EXERCISE:
Return every row below verbatim and unaltered.

== == ==

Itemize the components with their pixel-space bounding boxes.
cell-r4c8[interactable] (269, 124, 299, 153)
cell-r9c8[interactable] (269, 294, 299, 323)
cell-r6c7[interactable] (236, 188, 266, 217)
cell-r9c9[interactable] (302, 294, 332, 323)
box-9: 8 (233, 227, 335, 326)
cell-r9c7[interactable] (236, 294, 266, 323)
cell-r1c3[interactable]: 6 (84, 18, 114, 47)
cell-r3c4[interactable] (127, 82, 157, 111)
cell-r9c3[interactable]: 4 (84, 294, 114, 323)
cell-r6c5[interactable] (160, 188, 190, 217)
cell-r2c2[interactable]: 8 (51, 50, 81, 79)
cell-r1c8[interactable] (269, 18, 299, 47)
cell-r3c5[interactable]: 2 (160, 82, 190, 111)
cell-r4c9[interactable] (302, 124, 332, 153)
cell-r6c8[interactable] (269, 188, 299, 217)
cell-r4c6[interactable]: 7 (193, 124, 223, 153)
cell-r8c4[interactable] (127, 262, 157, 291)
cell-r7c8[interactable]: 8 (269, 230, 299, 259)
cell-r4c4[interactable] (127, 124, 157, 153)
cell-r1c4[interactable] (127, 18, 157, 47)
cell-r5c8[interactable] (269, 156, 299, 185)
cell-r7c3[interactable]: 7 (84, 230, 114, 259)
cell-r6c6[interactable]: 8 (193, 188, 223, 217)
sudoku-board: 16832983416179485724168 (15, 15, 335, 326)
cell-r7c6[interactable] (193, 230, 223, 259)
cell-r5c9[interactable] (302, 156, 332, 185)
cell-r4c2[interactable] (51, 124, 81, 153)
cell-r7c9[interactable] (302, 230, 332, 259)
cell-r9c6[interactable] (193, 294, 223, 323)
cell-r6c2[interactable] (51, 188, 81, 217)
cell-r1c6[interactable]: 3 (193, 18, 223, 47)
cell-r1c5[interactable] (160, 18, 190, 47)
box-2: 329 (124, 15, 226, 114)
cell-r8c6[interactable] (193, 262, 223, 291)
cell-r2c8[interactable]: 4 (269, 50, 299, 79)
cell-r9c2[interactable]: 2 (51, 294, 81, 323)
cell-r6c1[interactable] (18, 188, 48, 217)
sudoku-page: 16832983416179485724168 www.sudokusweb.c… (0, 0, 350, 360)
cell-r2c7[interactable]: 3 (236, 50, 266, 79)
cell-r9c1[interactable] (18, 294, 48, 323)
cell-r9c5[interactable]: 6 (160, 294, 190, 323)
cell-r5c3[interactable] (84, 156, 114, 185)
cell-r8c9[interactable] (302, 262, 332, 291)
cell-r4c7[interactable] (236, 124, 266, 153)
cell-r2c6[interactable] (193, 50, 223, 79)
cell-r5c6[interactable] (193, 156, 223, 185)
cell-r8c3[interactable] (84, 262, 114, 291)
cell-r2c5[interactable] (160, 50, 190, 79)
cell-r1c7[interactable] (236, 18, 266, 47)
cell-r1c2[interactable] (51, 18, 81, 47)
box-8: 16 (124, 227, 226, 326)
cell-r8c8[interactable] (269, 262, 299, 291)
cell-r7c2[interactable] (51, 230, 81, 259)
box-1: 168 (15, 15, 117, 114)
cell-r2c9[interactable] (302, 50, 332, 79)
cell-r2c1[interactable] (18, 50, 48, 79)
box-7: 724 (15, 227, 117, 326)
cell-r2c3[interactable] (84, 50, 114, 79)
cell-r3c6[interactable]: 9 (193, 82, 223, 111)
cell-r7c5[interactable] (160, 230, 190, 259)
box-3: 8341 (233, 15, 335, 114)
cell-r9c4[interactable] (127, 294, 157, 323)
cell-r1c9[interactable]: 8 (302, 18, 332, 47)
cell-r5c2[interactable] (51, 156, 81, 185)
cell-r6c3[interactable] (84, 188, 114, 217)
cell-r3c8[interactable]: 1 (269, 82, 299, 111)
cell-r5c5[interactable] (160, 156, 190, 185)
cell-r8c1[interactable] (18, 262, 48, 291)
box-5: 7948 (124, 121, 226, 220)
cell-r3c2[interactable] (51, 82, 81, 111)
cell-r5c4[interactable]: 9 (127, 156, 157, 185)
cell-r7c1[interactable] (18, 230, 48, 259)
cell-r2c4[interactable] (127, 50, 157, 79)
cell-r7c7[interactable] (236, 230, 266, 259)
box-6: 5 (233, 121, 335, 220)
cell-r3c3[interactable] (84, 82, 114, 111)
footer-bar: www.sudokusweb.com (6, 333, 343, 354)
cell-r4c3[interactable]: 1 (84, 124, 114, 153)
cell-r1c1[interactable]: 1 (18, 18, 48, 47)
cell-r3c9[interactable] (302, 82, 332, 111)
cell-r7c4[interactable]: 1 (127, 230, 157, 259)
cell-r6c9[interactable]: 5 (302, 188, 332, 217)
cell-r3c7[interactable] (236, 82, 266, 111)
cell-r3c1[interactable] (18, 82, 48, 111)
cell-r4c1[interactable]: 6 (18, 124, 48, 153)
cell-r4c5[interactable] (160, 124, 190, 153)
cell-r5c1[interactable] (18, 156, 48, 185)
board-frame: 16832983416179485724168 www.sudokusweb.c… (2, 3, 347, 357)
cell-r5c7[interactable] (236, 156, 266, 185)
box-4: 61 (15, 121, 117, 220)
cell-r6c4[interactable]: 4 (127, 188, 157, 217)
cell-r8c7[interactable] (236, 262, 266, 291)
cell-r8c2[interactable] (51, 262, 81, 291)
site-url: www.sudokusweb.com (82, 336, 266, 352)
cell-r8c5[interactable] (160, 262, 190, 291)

== == ==

EXERCISE OUTPUT:
Itemize the components with their pixel-space bounding boxes.
cell-r4c8[interactable] (269, 124, 299, 153)
cell-r9c8[interactable] (269, 294, 299, 323)
cell-r6c7[interactable] (236, 188, 266, 217)
cell-r9c9[interactable] (302, 294, 332, 323)
box-9: 8 (233, 227, 335, 326)
cell-r9c7[interactable] (236, 294, 266, 323)
cell-r1c3[interactable]: 6 (84, 18, 114, 47)
cell-r3c4[interactable] (127, 82, 157, 111)
cell-r9c3[interactable]: 4 (84, 294, 114, 323)
cell-r6c5[interactable] (160, 188, 190, 217)
cell-r2c2[interactable]: 8 (51, 50, 81, 79)
cell-r1c8[interactable] (269, 18, 299, 47)
cell-r3c5[interactable]: 2 (160, 82, 190, 111)
cell-r4c9[interactable] (302, 124, 332, 153)
cell-r6c8[interactable] (269, 188, 299, 217)
cell-r4c6[interactable]: 7 (193, 124, 223, 153)
cell-r8c4[interactable] (127, 262, 157, 291)
cell-r7c8[interactable]: 8 (269, 230, 299, 259)
cell-r4c4[interactable] (127, 124, 157, 153)
cell-r1c4[interactable] (127, 18, 157, 47)
cell-r5c8[interactable] (269, 156, 299, 185)
cell-r7c3[interactable]: 7 (84, 230, 114, 259)
cell-r6c6[interactable]: 8 (193, 188, 223, 217)
sudoku-board: 16832983416179485724168 (15, 15, 335, 326)
cell-r7c6[interactable] (193, 230, 223, 259)
cell-r5c9[interactable] (302, 156, 332, 185)
cell-r4c2[interactable] (51, 124, 81, 153)
cell-r7c9[interactable] (302, 230, 332, 259)
cell-r9c6[interactable] (193, 294, 223, 323)
cell-r6c2[interactable] (51, 188, 81, 217)
cell-r1c6[interactable]: 3 (193, 18, 223, 47)
cell-r1c5[interactable] (160, 18, 190, 47)
box-2: 329 (124, 15, 226, 114)
cell-r8c6[interactable] (193, 262, 223, 291)
cell-r2c8[interactable]: 4 (269, 50, 299, 79)
cell-r9c2[interactable]: 2 (51, 294, 81, 323)
cell-r6c1[interactable] (18, 188, 48, 217)
sudoku-page: 16832983416179485724168 www.sudokusweb.c… (0, 0, 350, 360)
cell-r2c7[interactable]: 3 (236, 50, 266, 79)
cell-r9c1[interactable] (18, 294, 48, 323)
cell-r9c5[interactable]: 6 (160, 294, 190, 323)
cell-r5c3[interactable] (84, 156, 114, 185)
cell-r8c9[interactable] (302, 262, 332, 291)
cell-r4c7[interactable] (236, 124, 266, 153)
cell-r2c6[interactable] (193, 50, 223, 79)
cell-r5c6[interactable] (193, 156, 223, 185)
cell-r8c3[interactable] (84, 262, 114, 291)
cell-r2c5[interactable] (160, 50, 190, 79)
cell-r1c7[interactable] (236, 18, 266, 47)
cell-r1c2[interactable] (51, 18, 81, 47)
box-8: 16 (124, 227, 226, 326)
cell-r8c8[interactable] (269, 262, 299, 291)
cell-r7c2[interactable] (51, 230, 81, 259)
box-1: 168 (15, 15, 117, 114)
cell-r2c9[interactable] (302, 50, 332, 79)
cell-r2c1[interactable] (18, 50, 48, 79)
box-7: 724 (15, 227, 117, 326)
cell-r2c3[interactable] (84, 50, 114, 79)
cell-r3c6[interactable]: 9 (193, 82, 223, 111)
cell-r7c5[interactable] (160, 230, 190, 259)
box-3: 8341 (233, 15, 335, 114)
cell-r9c4[interactable] (127, 294, 157, 323)
cell-r1c9[interactable]: 8 (302, 18, 332, 47)
cell-r5c2[interactable] (51, 156, 81, 185)
cell-r6c3[interactable] (84, 188, 114, 217)
cell-r3c8[interactable]: 1 (269, 82, 299, 111)
cell-r5c5[interactable] (160, 156, 190, 185)
cell-r8c1[interactable] (18, 262, 48, 291)
box-5: 7948 (124, 121, 226, 220)
cell-r3c2[interactable] (51, 82, 81, 111)
cell-r5c4[interactable]: 9 (127, 156, 157, 185)
cell-r7c1[interactable] (18, 230, 48, 259)
cell-r2c4[interactable] (127, 50, 157, 79)
cell-r7c7[interactable] (236, 230, 266, 259)
box-6: 5 (233, 121, 335, 220)
cell-r3c3[interactable] (84, 82, 114, 111)
footer-bar: www.sudokusweb.com (6, 333, 343, 354)
cell-r4c3[interactable]: 1 (84, 124, 114, 153)
cell-r1c1[interactable]: 1 (18, 18, 48, 47)
cell-r3c9[interactable] (302, 82, 332, 111)
cell-r7c4[interactable]: 1 (127, 230, 157, 259)
cell-r6c9[interactable]: 5 (302, 188, 332, 217)
cell-r3c7[interactable] (236, 82, 266, 111)
cell-r3c1[interactable] (18, 82, 48, 111)
cell-r4c1[interactable]: 6 (18, 124, 48, 153)
cell-r4c5[interactable] (160, 124, 190, 153)
cell-r5c1[interactable] (18, 156, 48, 185)
board-frame: 16832983416179485724168 www.sudokusweb.c… (2, 3, 347, 357)
cell-r5c7[interactable] (236, 156, 266, 185)
box-4: 61 (15, 121, 117, 220)
cell-r6c4[interactable]: 4 (127, 188, 157, 217)
cell-r8c7[interactable] (236, 262, 266, 291)
cell-r8c2[interactable] (51, 262, 81, 291)
site-url: www.sudokusweb.com (82, 336, 266, 352)
cell-r8c5[interactable] (160, 262, 190, 291)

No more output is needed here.